Saved data entries:
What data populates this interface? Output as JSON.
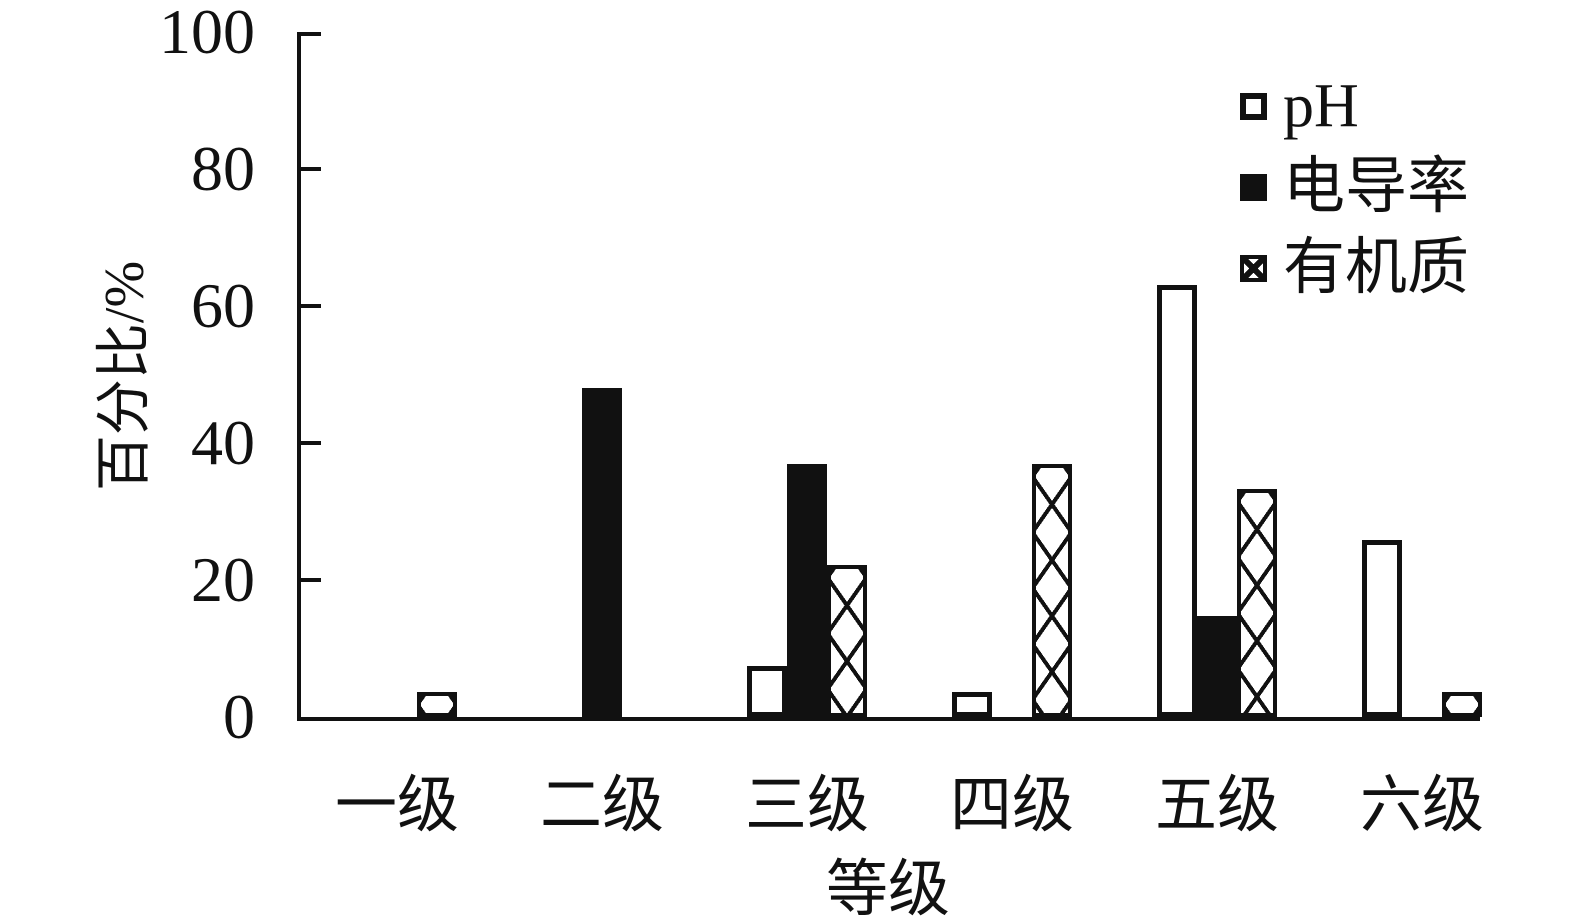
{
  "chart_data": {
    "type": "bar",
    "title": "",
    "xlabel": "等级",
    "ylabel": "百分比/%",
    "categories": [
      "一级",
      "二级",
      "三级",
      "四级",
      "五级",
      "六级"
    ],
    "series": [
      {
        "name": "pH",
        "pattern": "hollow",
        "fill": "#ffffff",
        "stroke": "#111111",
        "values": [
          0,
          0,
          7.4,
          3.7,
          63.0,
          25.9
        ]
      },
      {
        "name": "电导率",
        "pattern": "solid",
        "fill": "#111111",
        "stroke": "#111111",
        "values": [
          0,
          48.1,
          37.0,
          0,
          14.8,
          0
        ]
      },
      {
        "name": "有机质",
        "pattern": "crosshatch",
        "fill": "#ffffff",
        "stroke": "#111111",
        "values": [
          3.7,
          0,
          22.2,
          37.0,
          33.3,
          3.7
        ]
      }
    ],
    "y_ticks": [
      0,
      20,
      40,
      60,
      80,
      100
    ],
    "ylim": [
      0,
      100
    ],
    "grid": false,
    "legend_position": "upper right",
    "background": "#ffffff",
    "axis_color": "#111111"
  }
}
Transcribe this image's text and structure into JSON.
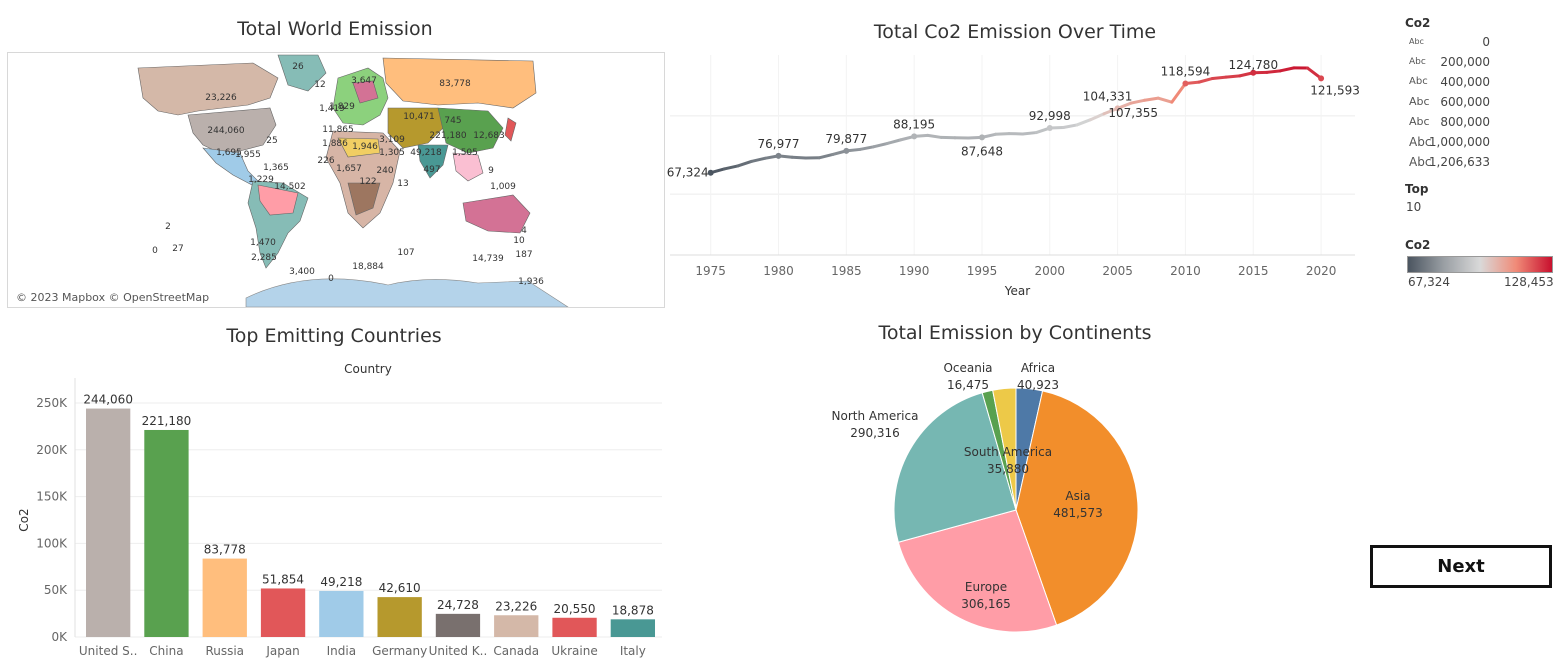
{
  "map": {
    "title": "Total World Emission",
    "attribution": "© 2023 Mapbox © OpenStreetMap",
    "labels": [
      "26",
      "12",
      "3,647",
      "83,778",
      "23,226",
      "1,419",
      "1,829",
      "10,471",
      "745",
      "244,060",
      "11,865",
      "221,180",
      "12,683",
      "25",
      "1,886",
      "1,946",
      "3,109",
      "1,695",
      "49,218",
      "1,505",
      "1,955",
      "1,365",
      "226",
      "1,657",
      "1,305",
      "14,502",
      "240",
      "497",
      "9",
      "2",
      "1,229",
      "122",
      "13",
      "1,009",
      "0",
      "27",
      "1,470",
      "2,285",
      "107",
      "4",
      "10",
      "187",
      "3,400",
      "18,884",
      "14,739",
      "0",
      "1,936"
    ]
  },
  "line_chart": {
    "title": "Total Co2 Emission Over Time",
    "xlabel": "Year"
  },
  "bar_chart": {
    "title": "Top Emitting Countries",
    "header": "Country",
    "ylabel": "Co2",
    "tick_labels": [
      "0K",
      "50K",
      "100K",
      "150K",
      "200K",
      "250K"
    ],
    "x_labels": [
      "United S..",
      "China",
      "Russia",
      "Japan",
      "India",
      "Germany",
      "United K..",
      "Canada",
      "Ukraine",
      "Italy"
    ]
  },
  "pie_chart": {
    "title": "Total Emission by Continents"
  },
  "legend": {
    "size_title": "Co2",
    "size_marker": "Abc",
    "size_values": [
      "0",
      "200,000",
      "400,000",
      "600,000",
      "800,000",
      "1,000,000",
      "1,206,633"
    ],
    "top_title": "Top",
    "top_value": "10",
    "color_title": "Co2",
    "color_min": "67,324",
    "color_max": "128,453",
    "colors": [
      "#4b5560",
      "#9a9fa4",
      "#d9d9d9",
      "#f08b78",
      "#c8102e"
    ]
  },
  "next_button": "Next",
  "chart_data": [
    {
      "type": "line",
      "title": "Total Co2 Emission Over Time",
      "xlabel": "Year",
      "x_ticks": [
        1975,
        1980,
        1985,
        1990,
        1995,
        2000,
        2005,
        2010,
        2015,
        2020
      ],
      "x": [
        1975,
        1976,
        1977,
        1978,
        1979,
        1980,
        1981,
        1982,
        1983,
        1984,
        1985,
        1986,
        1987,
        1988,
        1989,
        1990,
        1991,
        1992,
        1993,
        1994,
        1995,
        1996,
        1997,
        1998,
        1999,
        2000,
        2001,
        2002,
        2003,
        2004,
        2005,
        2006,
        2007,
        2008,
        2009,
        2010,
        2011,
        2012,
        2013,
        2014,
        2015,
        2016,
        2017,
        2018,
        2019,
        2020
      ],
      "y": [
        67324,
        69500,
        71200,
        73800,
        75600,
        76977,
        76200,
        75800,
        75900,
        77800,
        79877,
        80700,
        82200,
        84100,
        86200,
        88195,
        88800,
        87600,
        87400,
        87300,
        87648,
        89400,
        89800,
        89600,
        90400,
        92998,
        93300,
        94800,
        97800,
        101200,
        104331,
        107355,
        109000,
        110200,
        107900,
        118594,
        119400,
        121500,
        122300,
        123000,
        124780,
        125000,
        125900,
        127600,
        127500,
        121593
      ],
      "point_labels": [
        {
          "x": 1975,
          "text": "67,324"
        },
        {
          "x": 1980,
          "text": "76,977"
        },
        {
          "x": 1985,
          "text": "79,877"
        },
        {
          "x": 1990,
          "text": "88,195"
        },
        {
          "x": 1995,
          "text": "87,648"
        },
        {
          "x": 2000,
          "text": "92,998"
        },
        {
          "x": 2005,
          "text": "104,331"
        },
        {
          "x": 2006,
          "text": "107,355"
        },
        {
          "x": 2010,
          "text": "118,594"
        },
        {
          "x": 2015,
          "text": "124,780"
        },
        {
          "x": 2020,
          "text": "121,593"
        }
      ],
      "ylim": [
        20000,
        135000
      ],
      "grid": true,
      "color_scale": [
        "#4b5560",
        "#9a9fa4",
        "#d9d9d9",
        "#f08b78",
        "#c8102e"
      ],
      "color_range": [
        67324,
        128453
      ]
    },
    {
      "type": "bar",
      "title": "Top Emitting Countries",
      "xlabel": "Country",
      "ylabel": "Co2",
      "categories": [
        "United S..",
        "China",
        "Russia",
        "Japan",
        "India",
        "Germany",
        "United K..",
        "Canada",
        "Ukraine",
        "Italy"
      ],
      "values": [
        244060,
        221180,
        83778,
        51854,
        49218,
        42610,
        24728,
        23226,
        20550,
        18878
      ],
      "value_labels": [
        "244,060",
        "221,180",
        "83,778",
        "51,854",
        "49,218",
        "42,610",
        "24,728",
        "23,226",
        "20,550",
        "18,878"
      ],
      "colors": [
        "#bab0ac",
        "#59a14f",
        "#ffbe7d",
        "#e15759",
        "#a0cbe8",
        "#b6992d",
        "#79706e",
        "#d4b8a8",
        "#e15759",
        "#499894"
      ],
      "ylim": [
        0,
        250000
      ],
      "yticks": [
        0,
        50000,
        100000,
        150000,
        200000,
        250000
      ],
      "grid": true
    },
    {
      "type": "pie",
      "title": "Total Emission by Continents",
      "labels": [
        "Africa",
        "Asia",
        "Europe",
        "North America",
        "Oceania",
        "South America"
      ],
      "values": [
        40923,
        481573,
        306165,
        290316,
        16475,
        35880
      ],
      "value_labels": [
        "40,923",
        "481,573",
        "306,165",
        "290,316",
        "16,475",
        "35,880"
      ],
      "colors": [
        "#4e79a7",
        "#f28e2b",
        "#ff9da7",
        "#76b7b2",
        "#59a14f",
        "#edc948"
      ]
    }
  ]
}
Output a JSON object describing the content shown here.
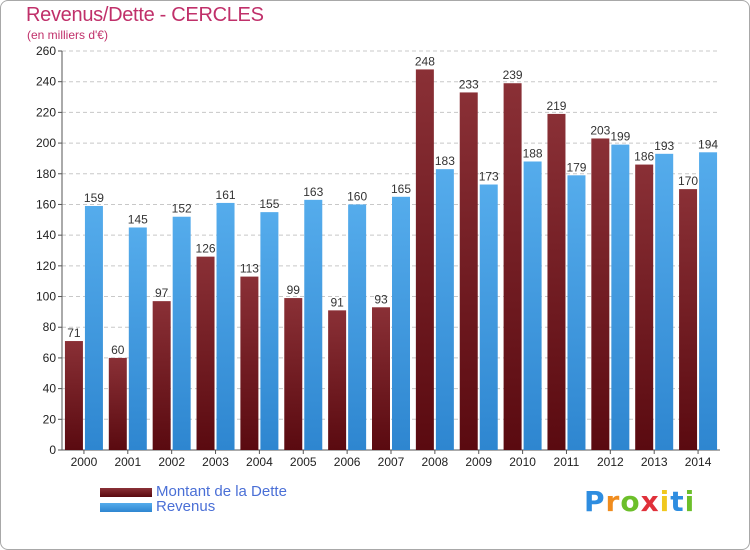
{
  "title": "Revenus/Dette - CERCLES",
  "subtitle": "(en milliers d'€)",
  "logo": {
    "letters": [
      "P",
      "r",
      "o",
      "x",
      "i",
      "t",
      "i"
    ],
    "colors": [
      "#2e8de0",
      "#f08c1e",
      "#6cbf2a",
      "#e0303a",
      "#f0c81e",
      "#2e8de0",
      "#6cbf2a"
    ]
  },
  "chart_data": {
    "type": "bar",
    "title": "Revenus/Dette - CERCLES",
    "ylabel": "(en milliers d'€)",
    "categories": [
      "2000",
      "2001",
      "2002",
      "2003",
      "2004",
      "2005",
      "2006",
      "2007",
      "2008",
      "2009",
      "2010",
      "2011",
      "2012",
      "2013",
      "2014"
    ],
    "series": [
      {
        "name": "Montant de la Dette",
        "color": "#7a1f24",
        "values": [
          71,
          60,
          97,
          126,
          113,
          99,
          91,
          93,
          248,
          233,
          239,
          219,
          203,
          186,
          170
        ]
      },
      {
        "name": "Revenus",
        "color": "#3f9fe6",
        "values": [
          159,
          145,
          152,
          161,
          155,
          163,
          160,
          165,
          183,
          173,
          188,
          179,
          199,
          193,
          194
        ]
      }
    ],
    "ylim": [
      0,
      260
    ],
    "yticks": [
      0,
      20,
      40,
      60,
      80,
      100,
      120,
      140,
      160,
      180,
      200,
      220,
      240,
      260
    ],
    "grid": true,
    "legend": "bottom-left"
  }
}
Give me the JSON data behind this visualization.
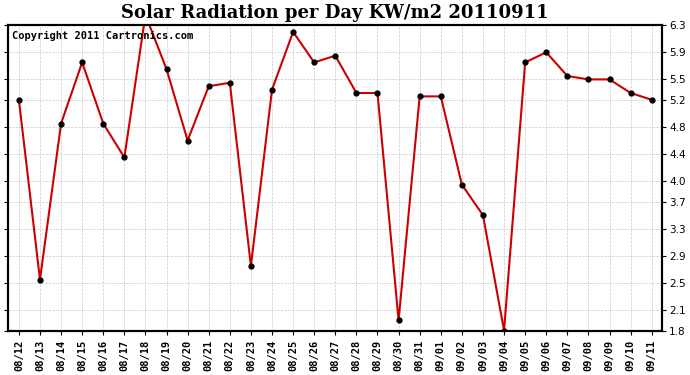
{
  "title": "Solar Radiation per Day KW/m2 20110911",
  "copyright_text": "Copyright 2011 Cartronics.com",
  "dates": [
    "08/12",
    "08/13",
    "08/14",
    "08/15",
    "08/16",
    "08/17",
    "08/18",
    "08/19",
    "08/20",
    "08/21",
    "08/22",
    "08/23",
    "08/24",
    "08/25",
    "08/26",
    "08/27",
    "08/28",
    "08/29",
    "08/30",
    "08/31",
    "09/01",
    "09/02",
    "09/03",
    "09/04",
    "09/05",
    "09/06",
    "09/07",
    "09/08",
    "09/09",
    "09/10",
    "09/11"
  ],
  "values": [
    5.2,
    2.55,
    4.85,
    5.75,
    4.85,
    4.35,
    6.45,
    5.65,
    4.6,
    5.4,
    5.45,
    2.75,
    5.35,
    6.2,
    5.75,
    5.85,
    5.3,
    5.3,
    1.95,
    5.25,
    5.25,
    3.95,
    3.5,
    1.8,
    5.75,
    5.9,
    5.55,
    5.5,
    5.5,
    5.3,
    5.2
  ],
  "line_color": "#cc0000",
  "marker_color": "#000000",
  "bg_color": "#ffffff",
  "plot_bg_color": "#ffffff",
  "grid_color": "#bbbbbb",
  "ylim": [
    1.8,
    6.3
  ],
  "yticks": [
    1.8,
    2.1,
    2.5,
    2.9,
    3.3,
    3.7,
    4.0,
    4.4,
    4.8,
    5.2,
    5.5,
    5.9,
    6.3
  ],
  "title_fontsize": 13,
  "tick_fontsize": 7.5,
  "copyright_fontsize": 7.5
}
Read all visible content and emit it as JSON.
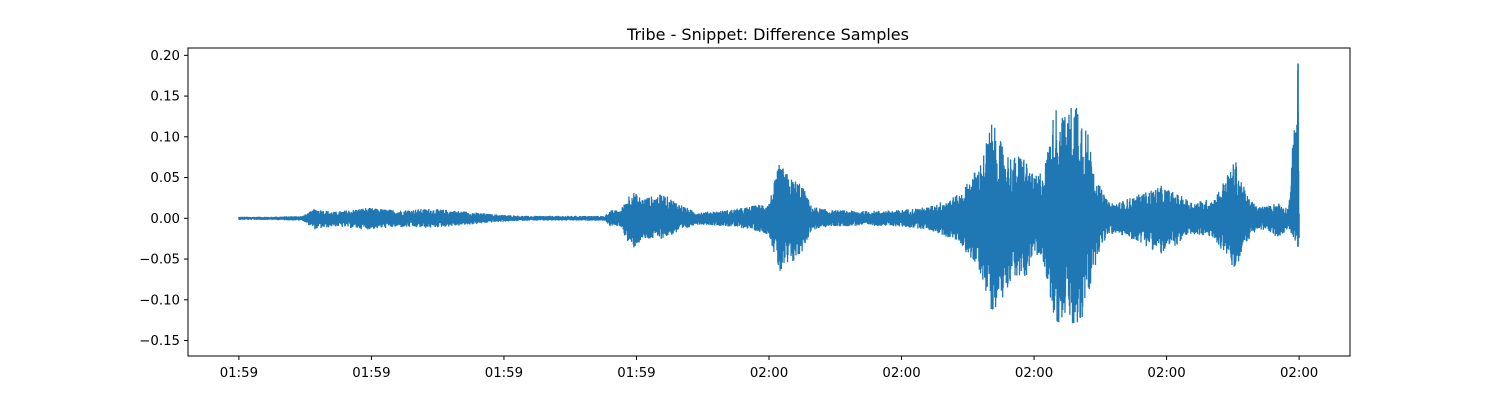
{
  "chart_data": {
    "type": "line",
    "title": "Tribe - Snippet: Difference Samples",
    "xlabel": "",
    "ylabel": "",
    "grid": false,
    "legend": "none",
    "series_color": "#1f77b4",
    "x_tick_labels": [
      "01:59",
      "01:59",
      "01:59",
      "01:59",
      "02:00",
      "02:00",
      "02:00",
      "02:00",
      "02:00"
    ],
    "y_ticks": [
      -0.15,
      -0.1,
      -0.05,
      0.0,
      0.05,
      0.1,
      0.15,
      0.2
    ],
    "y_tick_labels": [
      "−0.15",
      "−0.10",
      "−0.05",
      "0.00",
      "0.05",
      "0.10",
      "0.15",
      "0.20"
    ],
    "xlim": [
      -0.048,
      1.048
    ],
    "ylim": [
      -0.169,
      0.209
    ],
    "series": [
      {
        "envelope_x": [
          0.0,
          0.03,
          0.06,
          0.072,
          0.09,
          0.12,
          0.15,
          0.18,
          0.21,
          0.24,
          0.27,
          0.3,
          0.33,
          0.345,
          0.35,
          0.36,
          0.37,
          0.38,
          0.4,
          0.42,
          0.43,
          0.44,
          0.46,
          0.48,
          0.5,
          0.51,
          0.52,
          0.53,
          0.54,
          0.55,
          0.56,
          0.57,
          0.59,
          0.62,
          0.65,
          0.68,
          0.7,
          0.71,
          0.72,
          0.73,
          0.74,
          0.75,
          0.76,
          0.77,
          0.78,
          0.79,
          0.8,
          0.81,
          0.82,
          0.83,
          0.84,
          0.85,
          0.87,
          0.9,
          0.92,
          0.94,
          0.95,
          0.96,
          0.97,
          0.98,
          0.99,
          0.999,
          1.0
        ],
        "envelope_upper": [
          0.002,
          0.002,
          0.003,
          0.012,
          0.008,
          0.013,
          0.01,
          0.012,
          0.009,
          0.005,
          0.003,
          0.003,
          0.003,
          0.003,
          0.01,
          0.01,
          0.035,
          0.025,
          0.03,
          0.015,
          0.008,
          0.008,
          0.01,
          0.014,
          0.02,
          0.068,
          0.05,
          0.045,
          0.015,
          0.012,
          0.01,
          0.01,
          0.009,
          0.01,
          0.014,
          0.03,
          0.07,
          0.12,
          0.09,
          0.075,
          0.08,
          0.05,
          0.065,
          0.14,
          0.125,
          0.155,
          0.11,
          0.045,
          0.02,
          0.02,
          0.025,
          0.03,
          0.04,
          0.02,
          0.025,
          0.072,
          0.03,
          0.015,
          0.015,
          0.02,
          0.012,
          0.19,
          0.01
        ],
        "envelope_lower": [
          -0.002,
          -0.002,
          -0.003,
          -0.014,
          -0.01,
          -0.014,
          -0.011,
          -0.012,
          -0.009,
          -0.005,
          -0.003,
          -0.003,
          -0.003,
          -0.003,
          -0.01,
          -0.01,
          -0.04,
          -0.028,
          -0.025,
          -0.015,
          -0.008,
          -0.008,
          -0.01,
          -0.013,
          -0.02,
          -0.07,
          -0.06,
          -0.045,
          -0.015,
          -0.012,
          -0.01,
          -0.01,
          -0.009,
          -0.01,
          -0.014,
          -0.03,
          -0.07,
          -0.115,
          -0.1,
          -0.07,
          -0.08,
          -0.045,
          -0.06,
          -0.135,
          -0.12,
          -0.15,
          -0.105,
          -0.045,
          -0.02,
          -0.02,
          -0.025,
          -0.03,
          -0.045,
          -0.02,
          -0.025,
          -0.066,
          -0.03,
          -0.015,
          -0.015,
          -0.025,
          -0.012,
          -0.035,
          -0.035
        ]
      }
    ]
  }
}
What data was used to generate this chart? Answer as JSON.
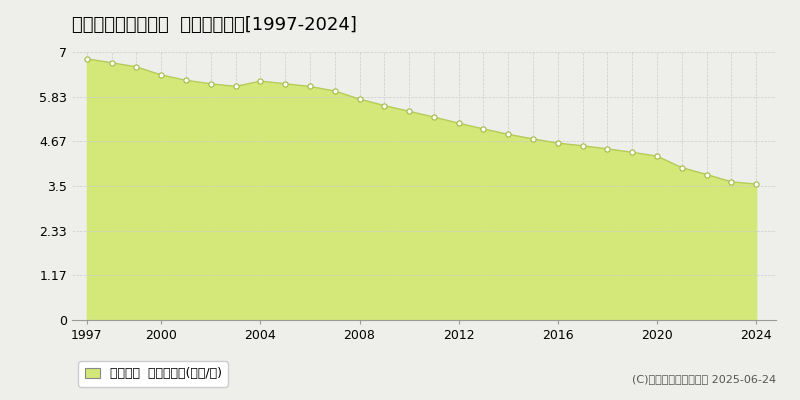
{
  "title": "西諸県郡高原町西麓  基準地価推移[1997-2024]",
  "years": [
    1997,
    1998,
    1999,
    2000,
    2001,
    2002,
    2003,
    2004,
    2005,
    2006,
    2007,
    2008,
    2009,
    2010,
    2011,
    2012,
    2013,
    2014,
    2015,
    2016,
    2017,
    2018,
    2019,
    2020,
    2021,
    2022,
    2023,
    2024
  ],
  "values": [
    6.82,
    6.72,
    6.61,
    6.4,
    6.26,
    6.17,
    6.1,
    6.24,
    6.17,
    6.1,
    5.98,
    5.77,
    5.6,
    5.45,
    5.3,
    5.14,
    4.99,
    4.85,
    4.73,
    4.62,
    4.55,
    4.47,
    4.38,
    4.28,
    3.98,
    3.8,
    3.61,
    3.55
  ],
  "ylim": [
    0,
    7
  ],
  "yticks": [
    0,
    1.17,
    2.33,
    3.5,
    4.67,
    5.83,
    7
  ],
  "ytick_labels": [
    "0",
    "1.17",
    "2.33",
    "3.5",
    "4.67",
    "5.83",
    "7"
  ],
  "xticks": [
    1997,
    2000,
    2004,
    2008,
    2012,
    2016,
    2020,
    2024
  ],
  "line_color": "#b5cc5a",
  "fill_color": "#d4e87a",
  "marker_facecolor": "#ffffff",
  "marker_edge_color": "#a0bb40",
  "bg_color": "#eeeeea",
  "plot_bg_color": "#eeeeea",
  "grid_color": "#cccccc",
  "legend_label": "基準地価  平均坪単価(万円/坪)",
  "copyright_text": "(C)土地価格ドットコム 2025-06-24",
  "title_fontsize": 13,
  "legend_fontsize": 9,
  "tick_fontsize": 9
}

### Job
Find all lines holding the string "content" and copy them.

### The completed task
Output a JSON object describing the content shown here.
Read all visible content and emit it as JSON.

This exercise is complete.